• Your instructions:
Copy each line that contains the string "color".

• Provided data:
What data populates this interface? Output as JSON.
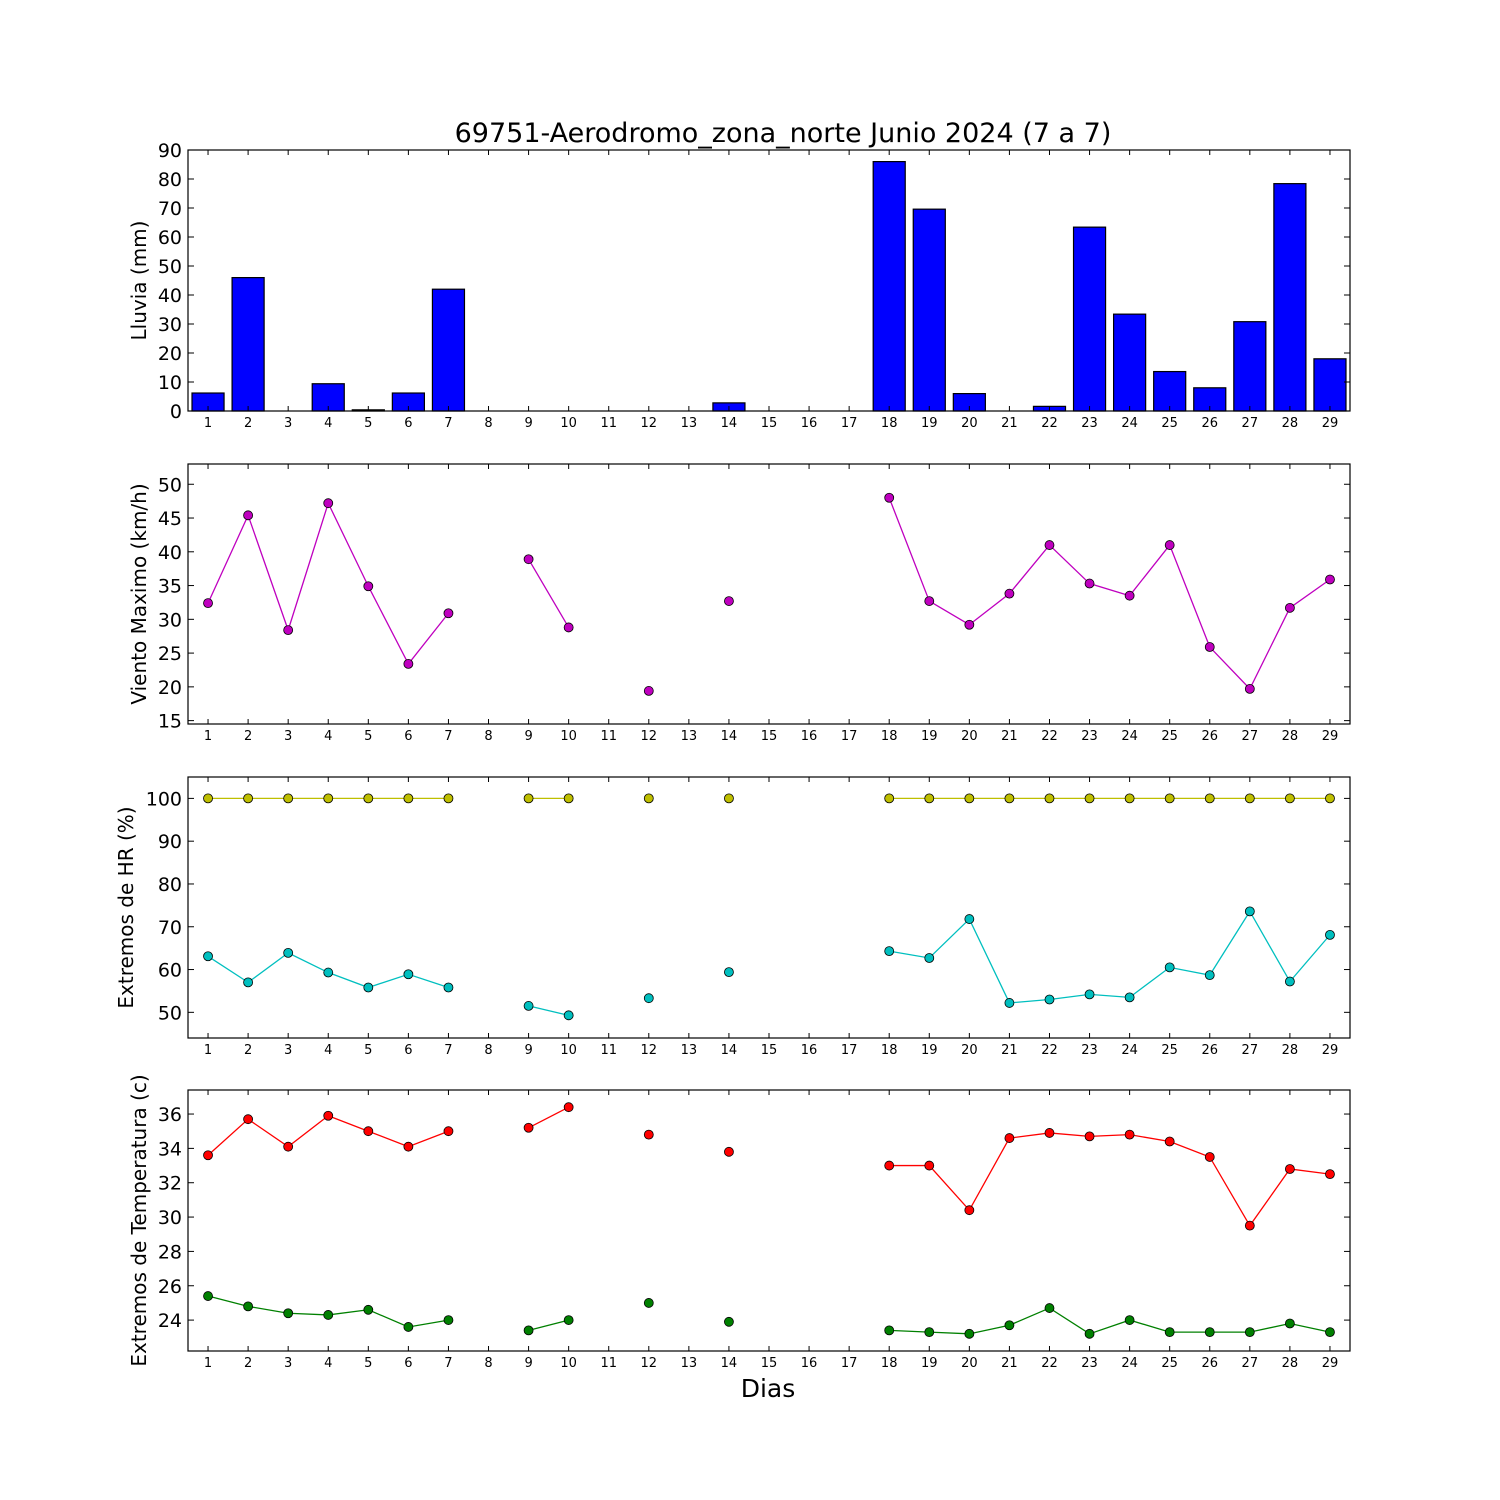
{
  "chart_data": [
    {
      "type": "bar",
      "title": "69751-Aerodromo_zona_norte Junio 2024  (7 a 7)",
      "ylabel": "Lluvia (mm)",
      "xlabel": "",
      "ylim": [
        0,
        90
      ],
      "yticks": [
        0,
        10,
        20,
        30,
        40,
        50,
        60,
        70,
        80,
        90
      ],
      "categories": [
        1,
        2,
        3,
        4,
        5,
        6,
        7,
        8,
        9,
        10,
        11,
        12,
        13,
        14,
        15,
        16,
        17,
        18,
        19,
        20,
        21,
        22,
        23,
        24,
        25,
        26,
        27,
        28,
        29
      ],
      "series": [
        {
          "values": [
            6.2,
            46,
            0,
            9.4,
            0.4,
            6.2,
            42,
            0,
            0,
            0,
            0,
            0,
            0,
            2.8,
            0,
            0,
            0,
            86,
            69.6,
            6,
            0,
            1.6,
            63.4,
            33.4,
            13.6,
            8,
            30.8,
            78.4,
            18
          ],
          "color": "#0000ff"
        }
      ]
    },
    {
      "type": "line",
      "title": "",
      "ylabel": "Viento Maximo (km/h)",
      "xlabel": "",
      "ylim": [
        14.5,
        53
      ],
      "yticks": [
        15,
        20,
        25,
        30,
        35,
        40,
        45,
        50
      ],
      "x": [
        1,
        2,
        3,
        4,
        5,
        6,
        7,
        8,
        9,
        10,
        11,
        12,
        13,
        14,
        15,
        16,
        17,
        18,
        19,
        20,
        21,
        22,
        23,
        24,
        25,
        26,
        27,
        28,
        29
      ],
      "series": [
        {
          "values": [
            32.4,
            45.4,
            28.4,
            47.2,
            34.9,
            23.4,
            30.9,
            null,
            38.9,
            28.8,
            null,
            19.4,
            null,
            32.7,
            null,
            null,
            null,
            48,
            32.7,
            29.2,
            33.8,
            41,
            35.3,
            33.5,
            41,
            25.9,
            19.7,
            31.7,
            35.9
          ],
          "color": "#bf00bf"
        }
      ]
    },
    {
      "type": "line",
      "title": "",
      "ylabel": "Extremos de HR (%)",
      "xlabel": "",
      "ylim": [
        44,
        105
      ],
      "yticks": [
        50,
        60,
        70,
        80,
        90,
        100
      ],
      "x": [
        1,
        2,
        3,
        4,
        5,
        6,
        7,
        8,
        9,
        10,
        11,
        12,
        13,
        14,
        15,
        16,
        17,
        18,
        19,
        20,
        21,
        22,
        23,
        24,
        25,
        26,
        27,
        28,
        29
      ],
      "series": [
        {
          "values": [
            100,
            100,
            100,
            100,
            100,
            100,
            100,
            null,
            100,
            100,
            null,
            100,
            null,
            100,
            null,
            null,
            null,
            100,
            100,
            100,
            100,
            100,
            100,
            100,
            100,
            100,
            100,
            100,
            100
          ],
          "color": "#bfbf00"
        },
        {
          "values": [
            63.1,
            57,
            63.9,
            59.3,
            55.8,
            58.9,
            55.8,
            null,
            51.5,
            49.3,
            null,
            53.3,
            null,
            59.4,
            null,
            null,
            null,
            64.3,
            62.7,
            71.8,
            52.2,
            53,
            54.2,
            53.5,
            60.5,
            58.7,
            73.6,
            57.2,
            68.1
          ],
          "color": "#00bfbf"
        }
      ]
    },
    {
      "type": "line",
      "title": "",
      "ylabel": "Extremos de Temperatura (c)",
      "xlabel": "Dias",
      "ylim": [
        22.2,
        37.4
      ],
      "yticks": [
        24,
        26,
        28,
        30,
        32,
        34,
        36
      ],
      "x": [
        1,
        2,
        3,
        4,
        5,
        6,
        7,
        8,
        9,
        10,
        11,
        12,
        13,
        14,
        15,
        16,
        17,
        18,
        19,
        20,
        21,
        22,
        23,
        24,
        25,
        26,
        27,
        28,
        29
      ],
      "series": [
        {
          "values": [
            33.6,
            35.7,
            34.1,
            35.9,
            35,
            34.1,
            35,
            null,
            35.2,
            36.4,
            null,
            34.8,
            null,
            33.8,
            null,
            null,
            null,
            33,
            33,
            30.4,
            34.6,
            34.9,
            34.7,
            34.8,
            34.4,
            33.5,
            29.5,
            32.8,
            32.5
          ],
          "color": "#ff0000"
        },
        {
          "values": [
            25.4,
            24.8,
            24.4,
            24.3,
            24.6,
            23.6,
            24,
            null,
            23.4,
            24,
            null,
            25,
            null,
            23.9,
            null,
            null,
            null,
            23.4,
            23.3,
            23.2,
            23.7,
            24.7,
            23.2,
            24,
            23.3,
            23.3,
            23.3,
            23.8,
            23.3
          ],
          "color": "#008000"
        }
      ]
    }
  ]
}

• Result below:
          "color": "#0000ff"
          "color": "#bf00bf"
          "color": "#bfbf00"
          "color": "#00bfbf"
          "color": "#ff0000"
          "color": "#008000"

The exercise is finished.